**REQUEST**
Pick out all lines in the listing holding the string "JSON" and copy them.

**Stored data entries**
◆ ◆ ◆

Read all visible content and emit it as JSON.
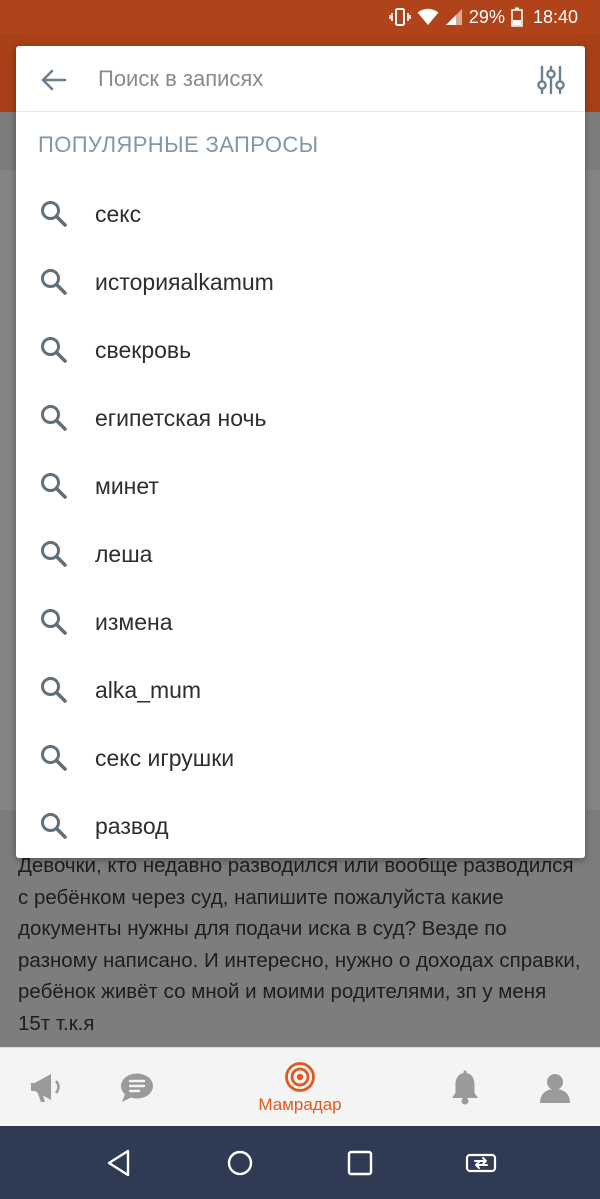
{
  "status_bar": {
    "battery": "29%",
    "time": "18:40",
    "icons": [
      "vibrate-icon",
      "wifi-icon",
      "signal-icon",
      "battery-icon"
    ]
  },
  "search": {
    "placeholder": "Поиск в записях",
    "value": "",
    "section_title": "ПОПУЛЯРНЫЕ ЗАПРОСЫ",
    "popular_queries": [
      "секс",
      "историяalkamum",
      "свекровь",
      "египетская ночь",
      "минет",
      "леша",
      "измена",
      "alka_mum",
      "секс игрушки",
      "развод"
    ]
  },
  "post": {
    "text": "Девочки, кто недавно разводился или вообще разводился с ребёнком через суд, напишите пожалуйста какие документы нужны для подачи иска в суд? Везде по разному написано. И интересно,  нужно о доходах справки, ребёнок живёт со мной и моими родителями, зп у меня 15т т.к.я"
  },
  "bottom_nav": {
    "items": [
      {
        "icon": "megaphone-icon"
      },
      {
        "icon": "chat-icon"
      },
      {
        "icon": "radar-icon",
        "label": "Мамрадар",
        "active": true
      },
      {
        "icon": "bell-icon"
      },
      {
        "icon": "profile-icon"
      }
    ]
  },
  "colors": {
    "accent": "#e2591d",
    "status_bar": "#b0431a",
    "section_title": "#7f97a8",
    "system_nav": "#2f3a55"
  }
}
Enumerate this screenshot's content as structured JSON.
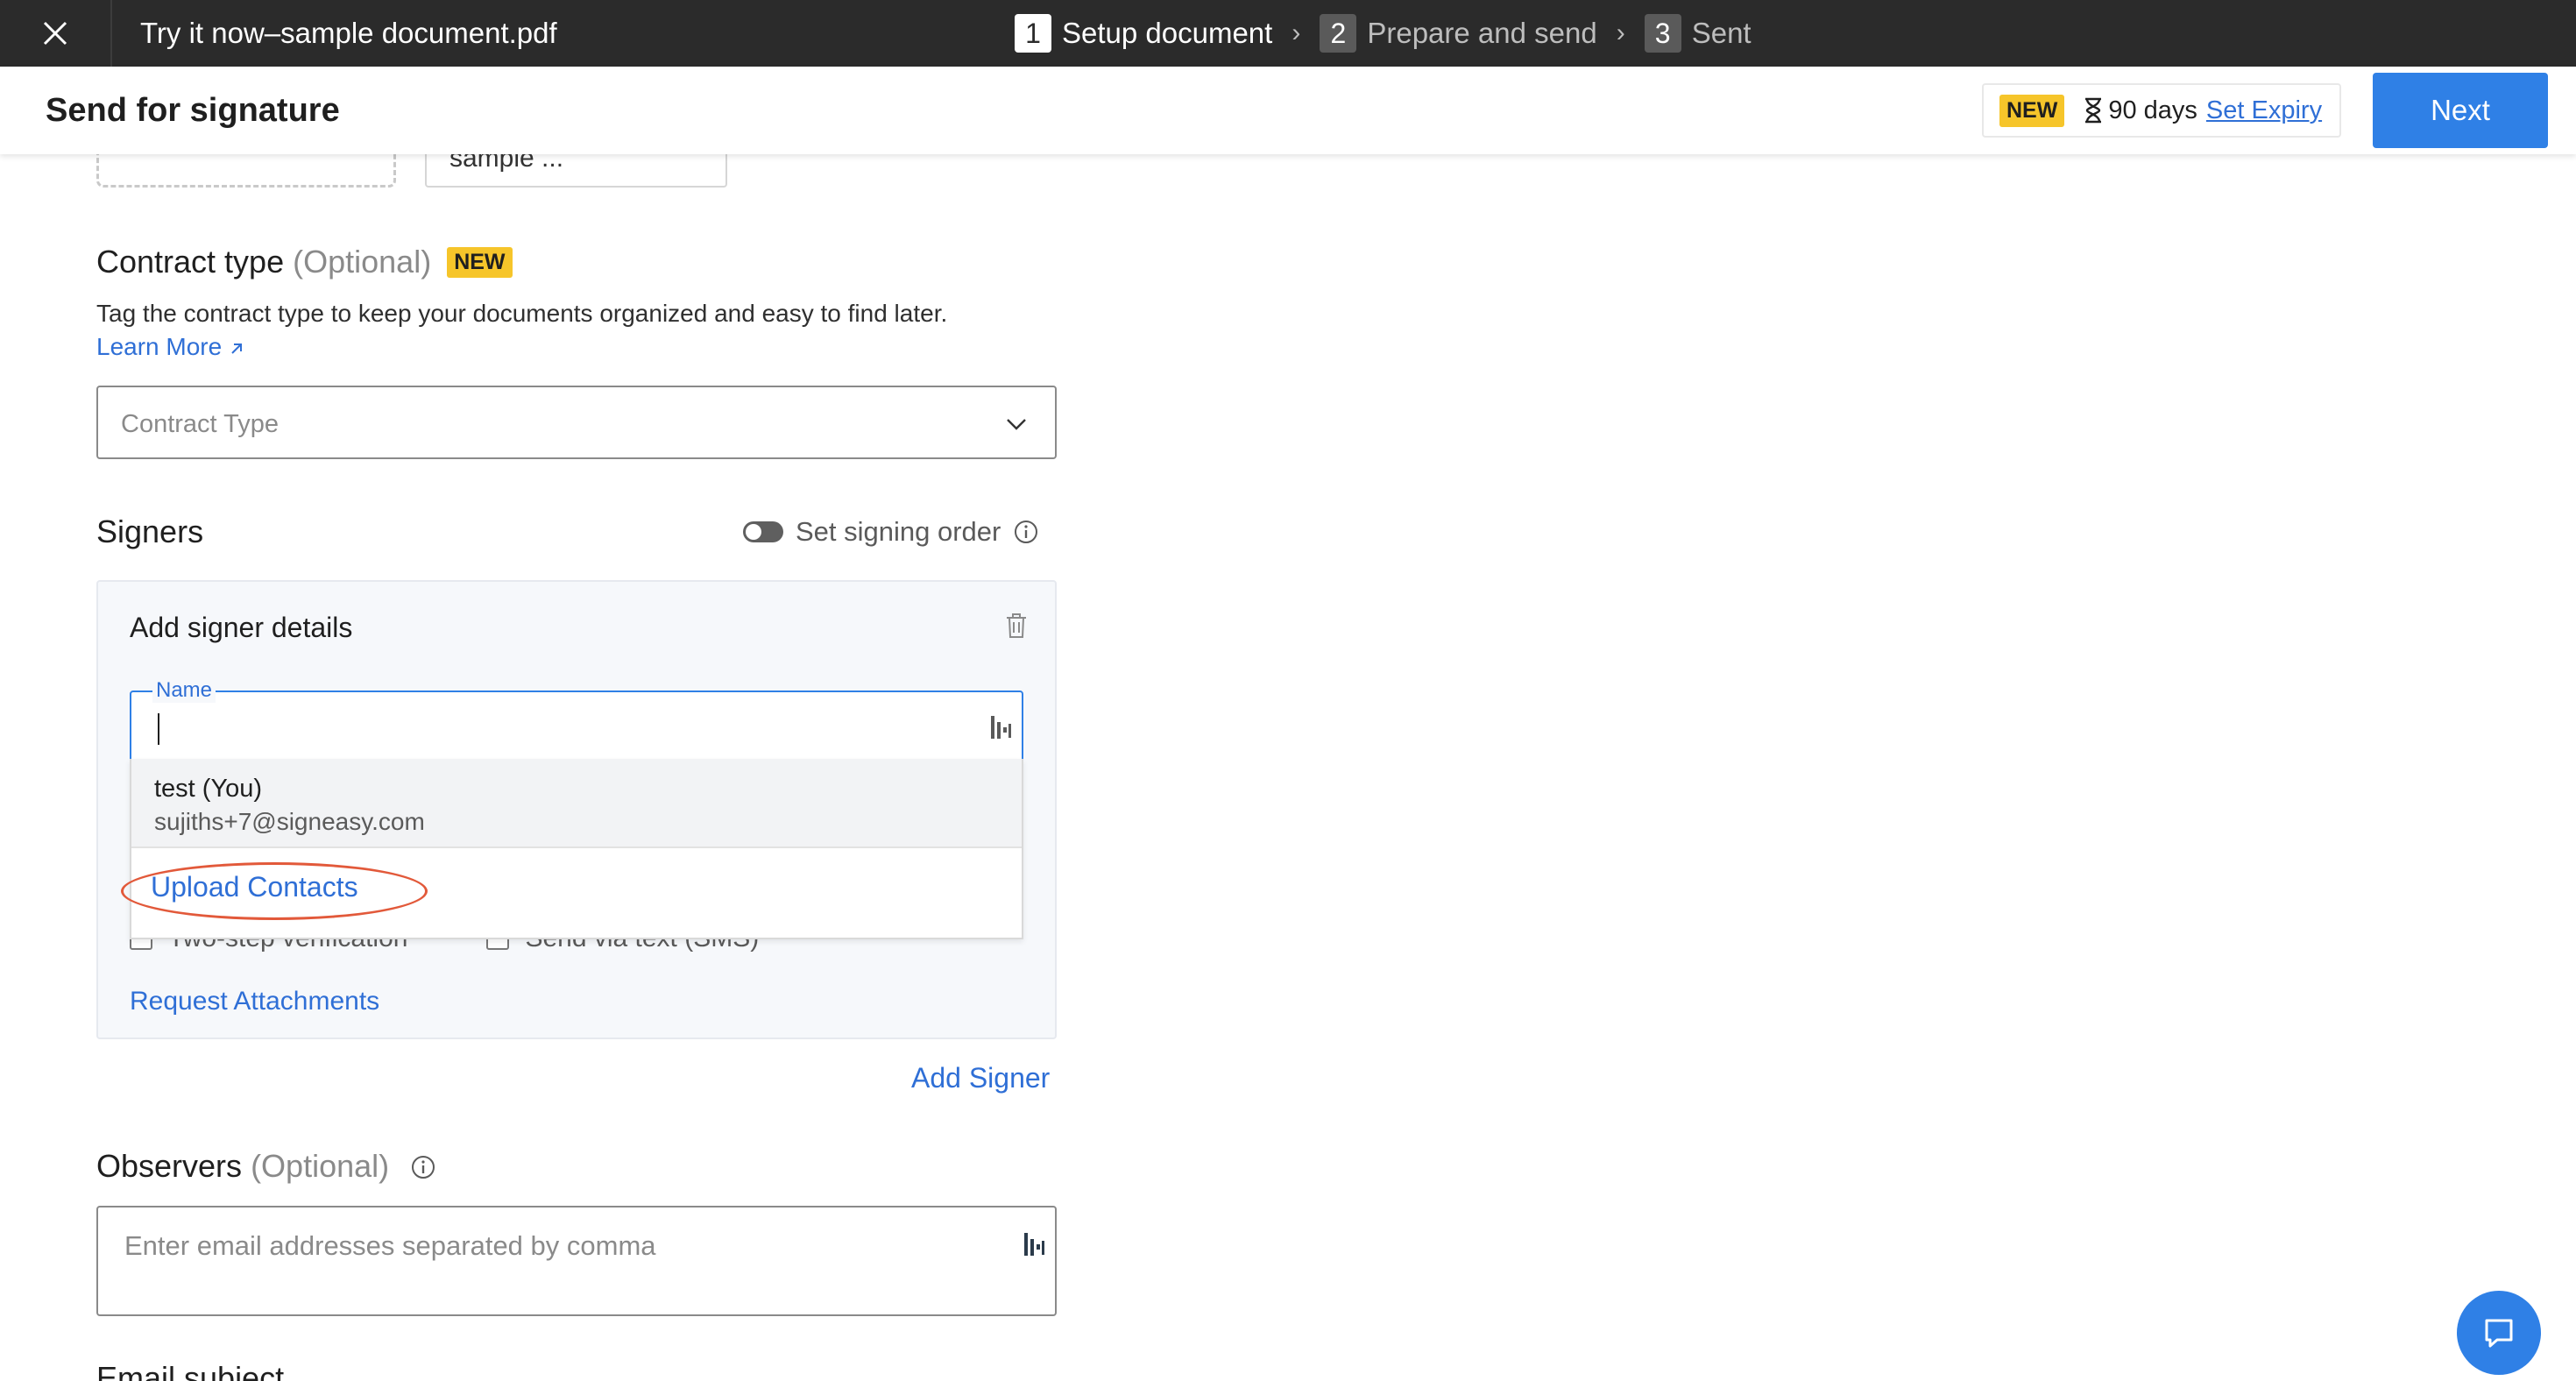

◆ ◆ ◆

**THE COMPLETED TASK**
Read all visible content and emit it as JSON.
Enumerate this screenshot's content as structured JSON.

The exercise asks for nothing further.